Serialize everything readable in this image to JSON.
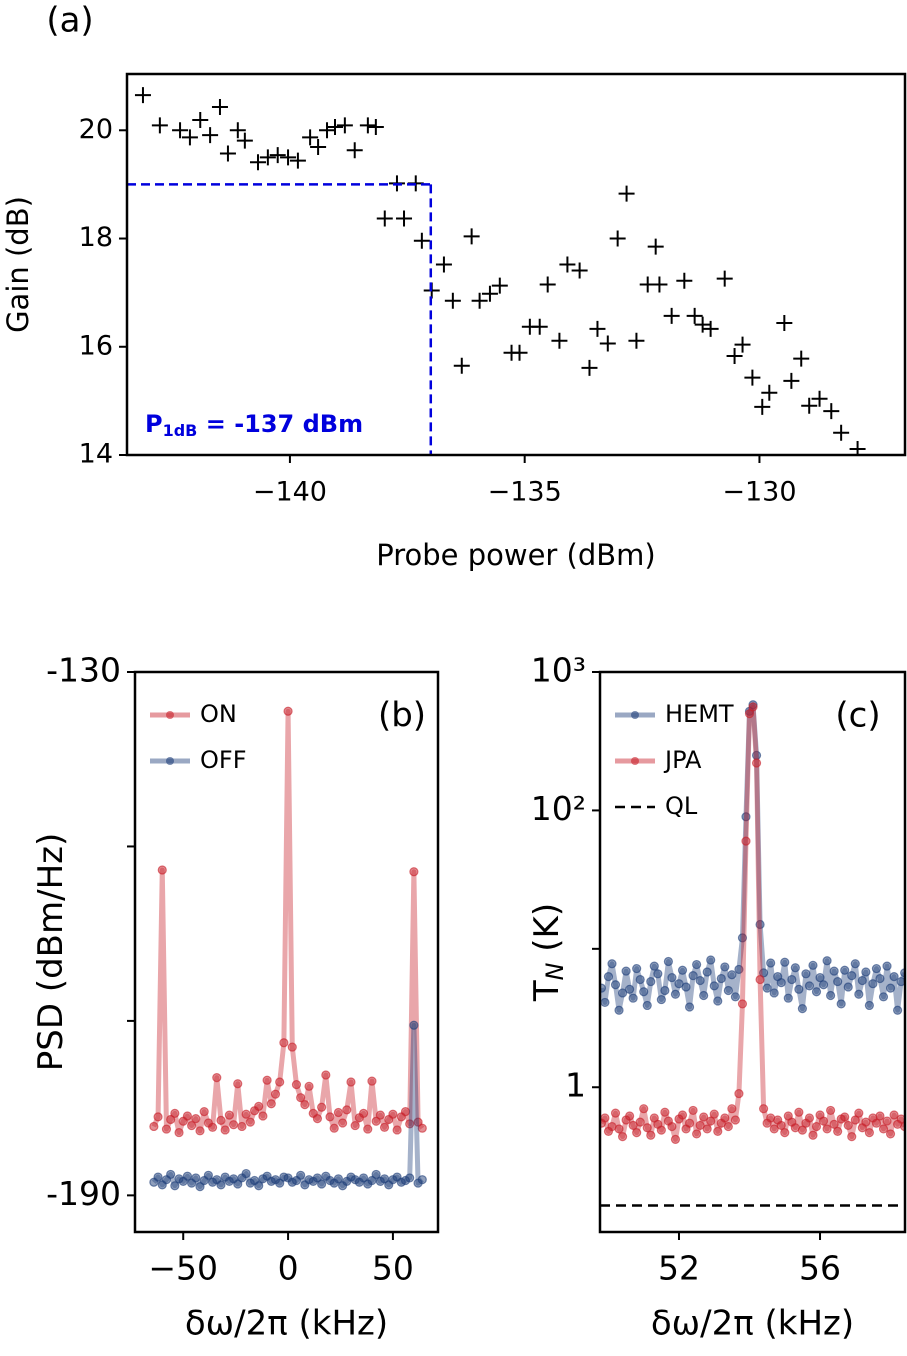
{
  "chart_data": [
    {
      "type": "scatter",
      "panel_label": "(a)",
      "xlabel": "Probe power (dBm)",
      "ylabel": "Gain (dB)",
      "xlim": [
        -143.47,
        -126.9
      ],
      "ylim": [
        14,
        21.04
      ],
      "xticks": [
        {
          "value": -140,
          "label": "−140"
        },
        {
          "value": -135,
          "label": "−135"
        },
        {
          "value": -130,
          "label": "−130"
        }
      ],
      "yticks": [
        14,
        16,
        18,
        20
      ],
      "color": "#000000",
      "x": [
        -143.13,
        -142.77,
        -142.34,
        -142.13,
        -141.91,
        -141.7,
        -141.49,
        -141.32,
        -141.11,
        -140.96,
        -140.68,
        -140.47,
        -140.26,
        -140.04,
        -139.83,
        -139.57,
        -139.4,
        -139.21,
        -139.04,
        -138.83,
        -138.62,
        -138.34,
        -138.17,
        -137.72,
        -137.32,
        -137.98,
        -137.57,
        -137.19,
        -136.98,
        -136.72,
        -136.53,
        -136.34,
        -136.13,
        -135.96,
        -135.74,
        -135.53,
        -135.28,
        -135.11,
        -134.89,
        -134.68,
        -134.51,
        -134.26,
        -134.09,
        -133.83,
        -133.62,
        -133.45,
        -133.23,
        -133.02,
        -132.83,
        -132.62,
        -132.38,
        -132.21,
        -132.13,
        -131.87,
        -131.6,
        -131.38,
        -131.21,
        -131.04,
        -130.74,
        -130.53,
        -130.36,
        -130.15,
        -129.94,
        -129.79,
        -129.47,
        -129.32,
        -129.11,
        -128.94,
        -128.72,
        -128.47,
        -128.26,
        -127.91
      ],
      "values": [
        20.65,
        20.09,
        20.0,
        19.87,
        20.19,
        19.91,
        20.43,
        19.57,
        20.0,
        19.81,
        19.41,
        19.5,
        19.54,
        19.5,
        19.44,
        19.87,
        19.69,
        20.0,
        20.06,
        20.09,
        19.63,
        20.09,
        20.06,
        19.02,
        19.02,
        18.37,
        18.37,
        17.96,
        17.04,
        17.52,
        16.85,
        15.65,
        18.04,
        16.85,
        16.98,
        17.13,
        15.89,
        15.89,
        16.37,
        16.37,
        17.15,
        16.11,
        17.52,
        17.41,
        15.61,
        16.33,
        16.06,
        18.0,
        18.83,
        16.11,
        17.15,
        17.85,
        17.15,
        16.57,
        17.22,
        16.57,
        16.41,
        16.33,
        17.26,
        15.83,
        16.04,
        15.43,
        14.89,
        15.15,
        16.44,
        15.37,
        15.78,
        14.91,
        15.04,
        14.81,
        14.41,
        14.11
      ],
      "threshold": {
        "x": -137,
        "y": 19,
        "color": "#0000dd"
      },
      "annotation": {
        "text": "P",
        "subscript": "1dB",
        "suffix": " = -137 dBm"
      }
    },
    {
      "type": "line",
      "panel_label": "(b)",
      "xlabel": "δω/2π (kHz)",
      "ylabel": "PSD (dBm/Hz)",
      "xlim": [
        -73,
        71.5
      ],
      "ylim": [
        -194.2,
        -130
      ],
      "xticks": [
        {
          "value": -50,
          "label": "−50"
        },
        0,
        50
      ],
      "yticks": [
        -130,
        {
          "value": -150,
          "label": null
        },
        {
          "value": -170,
          "label": null
        },
        -190
      ],
      "legend": "upper left",
      "x": [
        -64,
        -62,
        -60,
        -58,
        -56,
        -54,
        -52,
        -50,
        -48,
        -46,
        -44,
        -42,
        -40,
        -38,
        -36,
        -34,
        -32,
        -30,
        -28,
        -26,
        -24,
        -22,
        -20,
        -18,
        -16,
        -14,
        -12,
        -10,
        -8,
        -6,
        -4,
        -2,
        0,
        2,
        4,
        6,
        8,
        10,
        12,
        14,
        16,
        18,
        20,
        22,
        24,
        26,
        28,
        30,
        32,
        34,
        36,
        38,
        40,
        42,
        44,
        46,
        48,
        50,
        52,
        54,
        56,
        58,
        60,
        62,
        64
      ],
      "series": [
        {
          "name": "ON",
          "color": "#c8202a",
          "values": [
            -182.1,
            -181.0,
            -152.7,
            -182.4,
            -181.3,
            -180.6,
            -182.8,
            -181.5,
            -180.9,
            -182.0,
            -181.2,
            -182.6,
            -180.4,
            -181.7,
            -182.2,
            -176.5,
            -181.4,
            -182.5,
            -180.8,
            -181.9,
            -177.2,
            -182.1,
            -180.7,
            -181.6,
            -180.3,
            -179.8,
            -180.9,
            -176.8,
            -179.5,
            -178.4,
            -177.0,
            -172.5,
            -134.5,
            -173.0,
            -177.3,
            -178.8,
            -179.6,
            -177.5,
            -180.6,
            -181.2,
            -179.9,
            -176.2,
            -181.0,
            -182.3,
            -180.5,
            -181.7,
            -180.2,
            -177.0,
            -182.0,
            -181.1,
            -180.6,
            -182.4,
            -176.9,
            -181.5,
            -180.8,
            -182.2,
            -181.3,
            -180.7,
            -182.5,
            -181.0,
            -180.4,
            -181.8,
            -152.9,
            -181.6,
            -182.3
          ]
        },
        {
          "name": "OFF",
          "color": "#1f3f7a",
          "values": [
            -188.5,
            -187.9,
            -188.8,
            -188.2,
            -187.6,
            -188.9,
            -188.1,
            -188.4,
            -187.8,
            -188.6,
            -188.0,
            -189.0,
            -188.3,
            -187.7,
            -188.5,
            -188.2,
            -188.8,
            -187.9,
            -188.4,
            -188.1,
            -188.7,
            -188.0,
            -187.5,
            -188.6,
            -188.3,
            -188.9,
            -188.1,
            -187.8,
            -188.4,
            -188.2,
            -188.6,
            -187.9,
            -188.0,
            -188.5,
            -188.3,
            -187.7,
            -188.8,
            -188.2,
            -188.4,
            -188.0,
            -188.7,
            -187.8,
            -188.3,
            -188.6,
            -188.1,
            -188.9,
            -188.4,
            -187.9,
            -188.2,
            -188.5,
            -188.0,
            -188.7,
            -188.3,
            -187.6,
            -188.4,
            -188.1,
            -188.8,
            -188.2,
            -187.9,
            -188.5,
            -188.3,
            -188.0,
            -170.5,
            -188.6,
            -188.2
          ]
        }
      ]
    },
    {
      "type": "line",
      "panel_label": "(c)",
      "xlabel": "δω/2π (kHz)",
      "ylabel": "T",
      "ylabel_subscript": "N",
      "ylabel_suffix": " (K)",
      "xlim": [
        49.76,
        58.41
      ],
      "ylim": [
        0.09,
        1000
      ],
      "ylog": true,
      "xticks": [
        52,
        56
      ],
      "yticks": [
        {
          "value": 1000,
          "label": "10³"
        },
        {
          "value": 100,
          "label": "10²"
        },
        {
          "value": 10,
          "label": null
        },
        1
      ],
      "legend": "upper left",
      "x": [
        49.8,
        49.9,
        50.0,
        50.1,
        50.2,
        50.3,
        50.4,
        50.5,
        50.6,
        50.7,
        50.8,
        50.9,
        51.0,
        51.1,
        51.2,
        51.3,
        51.4,
        51.5,
        51.6,
        51.7,
        51.8,
        51.9,
        52.0,
        52.1,
        52.2,
        52.3,
        52.4,
        52.5,
        52.6,
        52.7,
        52.8,
        52.9,
        53.0,
        53.1,
        53.2,
        53.3,
        53.4,
        53.5,
        53.6,
        53.7,
        53.8,
        53.9,
        54.0,
        54.1,
        54.2,
        54.3,
        54.4,
        54.5,
        54.6,
        54.7,
        54.8,
        54.9,
        55.0,
        55.1,
        55.2,
        55.3,
        55.4,
        55.5,
        55.6,
        55.7,
        55.8,
        55.9,
        56.0,
        56.1,
        56.2,
        56.3,
        56.4,
        56.5,
        56.6,
        56.7,
        56.8,
        56.9,
        57.0,
        57.1,
        57.2,
        57.3,
        57.4,
        57.5,
        57.6,
        57.7,
        57.8,
        57.9,
        58.0,
        58.1,
        58.2,
        58.3,
        58.4
      ],
      "series": [
        {
          "name": "HEMT",
          "color": "#1f3f7a",
          "values": [
            5.2,
            4.1,
            6.3,
            7.8,
            5.5,
            3.6,
            4.8,
            6.9,
            5.1,
            4.4,
            7.2,
            6.0,
            4.9,
            3.9,
            5.8,
            7.5,
            6.6,
            4.3,
            5.0,
            8.1,
            6.2,
            4.7,
            5.6,
            7.0,
            5.3,
            3.8,
            6.4,
            7.7,
            5.9,
            4.6,
            6.8,
            8.3,
            5.4,
            4.2,
            6.1,
            7.4,
            5.0,
            6.5,
            4.5,
            7.1,
            12,
            90,
            520,
            580,
            250,
            15,
            6.7,
            5.2,
            7.9,
            4.8,
            6.3,
            5.7,
            8.0,
            4.4,
            6.0,
            7.3,
            5.1,
            3.7,
            6.6,
            5.4,
            7.6,
            4.9,
            6.2,
            5.5,
            8.2,
            4.6,
            6.9,
            5.8,
            4.0,
            7.0,
            5.3,
            6.4,
            7.8,
            4.7,
            5.9,
            6.8,
            3.9,
            5.6,
            7.2,
            6.1,
            4.5,
            7.5,
            5.2,
            6.3,
            3.6,
            5.8,
            6.7
          ]
        },
        {
          "name": "JPA",
          "color": "#c8202a",
          "values": [
            0.55,
            0.6,
            0.48,
            0.52,
            0.65,
            0.5,
            0.44,
            0.58,
            0.62,
            0.53,
            0.47,
            0.56,
            0.7,
            0.51,
            0.45,
            0.6,
            0.54,
            0.49,
            0.66,
            0.57,
            0.52,
            0.42,
            0.59,
            0.63,
            0.5,
            0.55,
            0.68,
            0.46,
            0.53,
            0.61,
            0.5,
            0.57,
            0.64,
            0.48,
            0.55,
            0.6,
            0.52,
            0.7,
            0.58,
            0.9,
            4,
            60,
            500,
            560,
            220,
            6,
            0.7,
            0.55,
            0.6,
            0.5,
            0.58,
            0.53,
            0.47,
            0.62,
            0.56,
            0.51,
            0.66,
            0.49,
            0.55,
            0.6,
            0.45,
            0.52,
            0.63,
            0.57,
            0.5,
            0.68,
            0.54,
            0.48,
            0.59,
            0.61,
            0.53,
            0.44,
            0.58,
            0.65,
            0.51,
            0.56,
            0.47,
            0.6,
            0.55,
            0.62,
            0.5,
            0.57,
            0.46,
            0.63,
            0.54,
            0.59,
            0.52
          ]
        }
      ],
      "reference_lines": [
        {
          "name": "QL",
          "y": 0.14,
          "color": "#000000"
        }
      ]
    }
  ]
}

Given exercise
Report how many lines of the entries hold the word "color". Nothing else is needed.

Solution
7